Exercise —
Print, exactly and completely, every entry in the data.

[Extracted data entries]
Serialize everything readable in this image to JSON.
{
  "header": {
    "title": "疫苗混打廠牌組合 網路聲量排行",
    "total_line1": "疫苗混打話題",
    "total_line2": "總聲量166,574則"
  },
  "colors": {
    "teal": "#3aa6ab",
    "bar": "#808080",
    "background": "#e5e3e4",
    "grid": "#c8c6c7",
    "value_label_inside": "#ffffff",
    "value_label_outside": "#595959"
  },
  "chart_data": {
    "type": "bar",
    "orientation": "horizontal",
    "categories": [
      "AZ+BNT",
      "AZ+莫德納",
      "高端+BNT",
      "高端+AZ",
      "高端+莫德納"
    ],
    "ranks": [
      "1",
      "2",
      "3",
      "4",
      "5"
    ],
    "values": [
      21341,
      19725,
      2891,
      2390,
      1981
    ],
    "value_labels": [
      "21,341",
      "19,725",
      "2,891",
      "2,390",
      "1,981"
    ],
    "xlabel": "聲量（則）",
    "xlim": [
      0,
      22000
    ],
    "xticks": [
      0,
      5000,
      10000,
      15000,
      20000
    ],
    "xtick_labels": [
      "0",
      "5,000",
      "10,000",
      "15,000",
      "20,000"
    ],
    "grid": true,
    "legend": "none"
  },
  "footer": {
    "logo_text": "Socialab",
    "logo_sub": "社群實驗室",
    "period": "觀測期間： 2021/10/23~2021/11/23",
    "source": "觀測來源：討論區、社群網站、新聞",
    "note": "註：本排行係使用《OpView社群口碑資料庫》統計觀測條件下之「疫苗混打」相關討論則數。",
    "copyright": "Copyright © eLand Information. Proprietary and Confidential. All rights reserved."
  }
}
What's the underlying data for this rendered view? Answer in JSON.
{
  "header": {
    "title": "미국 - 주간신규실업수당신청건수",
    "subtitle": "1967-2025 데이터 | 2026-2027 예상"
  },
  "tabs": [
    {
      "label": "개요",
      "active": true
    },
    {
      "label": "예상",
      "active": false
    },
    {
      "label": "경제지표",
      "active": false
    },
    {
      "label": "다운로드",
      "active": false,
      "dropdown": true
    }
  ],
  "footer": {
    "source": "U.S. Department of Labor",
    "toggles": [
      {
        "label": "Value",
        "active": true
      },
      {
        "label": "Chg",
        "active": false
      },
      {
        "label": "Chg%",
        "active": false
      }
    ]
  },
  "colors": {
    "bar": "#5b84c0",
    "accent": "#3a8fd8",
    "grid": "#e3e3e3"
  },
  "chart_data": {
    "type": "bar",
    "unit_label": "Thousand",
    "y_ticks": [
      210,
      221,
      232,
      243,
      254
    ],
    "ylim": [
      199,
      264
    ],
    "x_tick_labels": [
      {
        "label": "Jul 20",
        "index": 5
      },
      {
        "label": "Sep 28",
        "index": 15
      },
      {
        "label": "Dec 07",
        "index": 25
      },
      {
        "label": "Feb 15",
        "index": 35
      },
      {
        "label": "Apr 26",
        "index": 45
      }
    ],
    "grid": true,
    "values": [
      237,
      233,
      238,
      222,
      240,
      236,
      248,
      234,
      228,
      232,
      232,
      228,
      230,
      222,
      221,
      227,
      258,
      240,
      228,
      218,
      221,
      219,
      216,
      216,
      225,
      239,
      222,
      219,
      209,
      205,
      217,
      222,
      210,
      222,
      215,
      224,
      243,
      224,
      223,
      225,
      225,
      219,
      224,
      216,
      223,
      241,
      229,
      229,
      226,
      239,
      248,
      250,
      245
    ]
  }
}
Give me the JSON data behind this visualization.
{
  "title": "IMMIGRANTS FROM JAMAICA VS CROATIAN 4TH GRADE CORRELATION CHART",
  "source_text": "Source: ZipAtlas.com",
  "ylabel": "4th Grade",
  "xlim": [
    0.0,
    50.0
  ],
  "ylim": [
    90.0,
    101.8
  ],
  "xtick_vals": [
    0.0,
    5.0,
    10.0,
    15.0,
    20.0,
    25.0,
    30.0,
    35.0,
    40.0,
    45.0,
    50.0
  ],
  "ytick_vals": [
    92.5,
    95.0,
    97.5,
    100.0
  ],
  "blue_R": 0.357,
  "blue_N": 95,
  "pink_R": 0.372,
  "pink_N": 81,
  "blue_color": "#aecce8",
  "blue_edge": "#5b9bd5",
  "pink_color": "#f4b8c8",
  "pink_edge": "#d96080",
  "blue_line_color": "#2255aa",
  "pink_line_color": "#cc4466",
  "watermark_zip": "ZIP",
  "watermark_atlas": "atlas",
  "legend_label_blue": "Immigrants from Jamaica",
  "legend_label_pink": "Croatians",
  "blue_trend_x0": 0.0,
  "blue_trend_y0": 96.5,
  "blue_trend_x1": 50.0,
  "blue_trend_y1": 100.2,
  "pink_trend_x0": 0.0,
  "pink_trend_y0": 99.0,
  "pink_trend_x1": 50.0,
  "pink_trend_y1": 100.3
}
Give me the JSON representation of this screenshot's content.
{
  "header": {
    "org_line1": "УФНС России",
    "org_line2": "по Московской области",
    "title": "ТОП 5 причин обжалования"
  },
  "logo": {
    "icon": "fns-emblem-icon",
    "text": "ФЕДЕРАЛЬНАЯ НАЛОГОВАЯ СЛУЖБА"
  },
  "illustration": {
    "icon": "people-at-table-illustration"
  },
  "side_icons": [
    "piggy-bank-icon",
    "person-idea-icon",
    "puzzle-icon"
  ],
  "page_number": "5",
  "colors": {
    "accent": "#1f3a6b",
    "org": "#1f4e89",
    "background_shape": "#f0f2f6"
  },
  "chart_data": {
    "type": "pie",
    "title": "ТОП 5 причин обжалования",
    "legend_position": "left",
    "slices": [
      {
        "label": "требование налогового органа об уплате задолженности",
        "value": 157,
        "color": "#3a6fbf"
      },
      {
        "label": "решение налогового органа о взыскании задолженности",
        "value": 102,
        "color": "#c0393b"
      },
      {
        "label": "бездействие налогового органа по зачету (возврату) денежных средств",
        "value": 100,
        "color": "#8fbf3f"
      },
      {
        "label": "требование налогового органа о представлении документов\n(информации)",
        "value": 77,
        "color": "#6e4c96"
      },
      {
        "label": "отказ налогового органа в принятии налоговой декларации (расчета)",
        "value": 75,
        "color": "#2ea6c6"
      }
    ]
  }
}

Solution to this task —
Serialize everything readable in this image to JSON.
{
  "header": {
    "title": "疫苗混打廠牌組合 網路聲量排行",
    "total_line1": "疫苗混打話題",
    "total_line2": "總聲量166,574則"
  },
  "colors": {
    "teal": "#3aa6ab",
    "bar": "#808080",
    "background": "#e5e3e4",
    "grid": "#c8c6c7",
    "value_label_inside": "#ffffff",
    "value_label_outside": "#595959"
  },
  "chart_data": {
    "type": "bar",
    "orientation": "horizontal",
    "categories": [
      "AZ+BNT",
      "AZ+莫德納",
      "高端+BNT",
      "高端+AZ",
      "高端+莫德納"
    ],
    "ranks": [
      "1",
      "2",
      "3",
      "4",
      "5"
    ],
    "values": [
      21341,
      19725,
      2891,
      2390,
      1981
    ],
    "value_labels": [
      "21,341",
      "19,725",
      "2,891",
      "2,390",
      "1,981"
    ],
    "xlabel": "聲量（則）",
    "xlim": [
      0,
      22000
    ],
    "xticks": [
      0,
      5000,
      10000,
      15000,
      20000
    ],
    "xtick_labels": [
      "0",
      "5,000",
      "10,000",
      "15,000",
      "20,000"
    ],
    "grid": true,
    "legend": "none"
  },
  "footer": {
    "logo_text": "Socialab",
    "logo_sub": "社群實驗室",
    "period": "觀測期間： 2021/10/23~2021/11/23",
    "source": "觀測來源：討論區、社群網站、新聞",
    "note": "註：本排行係使用《OpView社群口碑資料庫》統計觀測條件下之「疫苗混打」相關討論則數。",
    "copyright": "Copyright © eLand Information. Proprietary and Confidential. All rights reserved."
  }
}
What's the underlying data for this rendered view? Answer in JSON.
{
  "header": {
    "title": "미국 - 주간신규실업수당신청건수",
    "subtitle": "1967-2025 데이터 | 2026-2027 예상"
  },
  "tabs": [
    {
      "label": "개요",
      "active": true
    },
    {
      "label": "예상",
      "active": false
    },
    {
      "label": "경제지표",
      "active": false
    },
    {
      "label": "다운로드",
      "active": false,
      "dropdown": true
    }
  ],
  "footer": {
    "source": "U.S. Department of Labor",
    "toggles": [
      {
        "label": "Value",
        "active": true
      },
      {
        "label": "Chg",
        "active": false
      },
      {
        "label": "Chg%",
        "active": false
      }
    ]
  },
  "colors": {
    "bar": "#5b84c0",
    "accent": "#3a8fd8",
    "grid": "#e3e3e3"
  },
  "chart_data": {
    "type": "bar",
    "unit_label": "Thousand",
    "y_ticks": [
      210,
      221,
      232,
      243,
      254
    ],
    "ylim": [
      199,
      264
    ],
    "x_tick_labels": [
      {
        "label": "Jul 20",
        "index": 5
      },
      {
        "label": "Sep 28",
        "index": 15
      },
      {
        "label": "Dec 07",
        "index": 25
      },
      {
        "label": "Feb 15",
        "index": 35
      },
      {
        "label": "Apr 26",
        "index": 45
      }
    ],
    "grid": true,
    "values": [
      237,
      233,
      238,
      222,
      240,
      236,
      248,
      234,
      228,
      232,
      232,
      228,
      230,
      222,
      221,
      227,
      258,
      240,
      228,
      218,
      221,
      219,
      216,
      216,
      225,
      239,
      222,
      219,
      209,
      205,
      217,
      222,
      210,
      222,
      215,
      224,
      243,
      224,
      223,
      225,
      225,
      219,
      224,
      216,
      223,
      241,
      229,
      229,
      226,
      239,
      248,
      250,
      245
    ]
  }
}
Give me the JSON data behind this visualization.
{
  "title": "IMMIGRANTS FROM JAMAICA VS CROATIAN 4TH GRADE CORRELATION CHART",
  "source_text": "Source: ZipAtlas.com",
  "ylabel": "4th Grade",
  "xlim": [
    0.0,
    50.0
  ],
  "ylim": [
    90.0,
    101.8
  ],
  "xtick_vals": [
    0.0,
    5.0,
    10.0,
    15.0,
    20.0,
    25.0,
    30.0,
    35.0,
    40.0,
    45.0,
    50.0
  ],
  "ytick_vals": [
    92.5,
    95.0,
    97.5,
    100.0
  ],
  "blue_R": 0.357,
  "blue_N": 95,
  "pink_R": 0.372,
  "pink_N": 81,
  "blue_color": "#aecce8",
  "blue_edge": "#5b9bd5",
  "pink_color": "#f4b8c8",
  "pink_edge": "#d96080",
  "blue_line_color": "#2255aa",
  "pink_line_color": "#cc4466",
  "watermark_zip": "ZIP",
  "watermark_atlas": "atlas",
  "legend_label_blue": "Immigrants from Jamaica",
  "legend_label_pink": "Croatians",
  "blue_trend_x0": 0.0,
  "blue_trend_y0": 96.5,
  "blue_trend_x1": 50.0,
  "blue_trend_y1": 100.2,
  "pink_trend_x0": 0.0,
  "pink_trend_y0": 99.0,
  "pink_trend_x1": 50.0,
  "pink_trend_y1": 100.3
}
Give me the JSON representation of this screenshot's content.
{
  "header": {
    "org_line1": "УФНС России",
    "org_line2": "по Московской области",
    "title": "ТОП 5 причин обжалования"
  },
  "logo": {
    "icon": "fns-emblem-icon",
    "text": "ФЕДЕРАЛЬНАЯ НАЛОГОВАЯ СЛУЖБА"
  },
  "illustration": {
    "icon": "people-at-table-illustration"
  },
  "side_icons": [
    "piggy-bank-icon",
    "person-idea-icon",
    "puzzle-icon"
  ],
  "page_number": "5",
  "colors": {
    "accent": "#1f3a6b",
    "org": "#1f4e89",
    "background_shape": "#f0f2f6"
  },
  "chart_data": {
    "type": "pie",
    "title": "ТОП 5 причин обжалования",
    "legend_position": "left",
    "slices": [
      {
        "label": "требование налогового органа об уплате задолженности",
        "value": 157,
        "color": "#3a6fbf"
      },
      {
        "label": "решение налогового органа о взыскании задолженности",
        "value": 102,
        "color": "#c0393b"
      },
      {
        "label": "бездействие налогового органа по зачету (возврату) денежных средств",
        "value": 100,
        "color": "#8fbf3f"
      },
      {
        "label": "требование налогового органа о представлении документов\n(информации)",
        "value": 77,
        "color": "#6e4c96"
      },
      {
        "label": "отказ налогового органа в принятии налоговой декларации (расчета)",
        "value": 75,
        "color": "#2ea6c6"
      }
    ]
  }
}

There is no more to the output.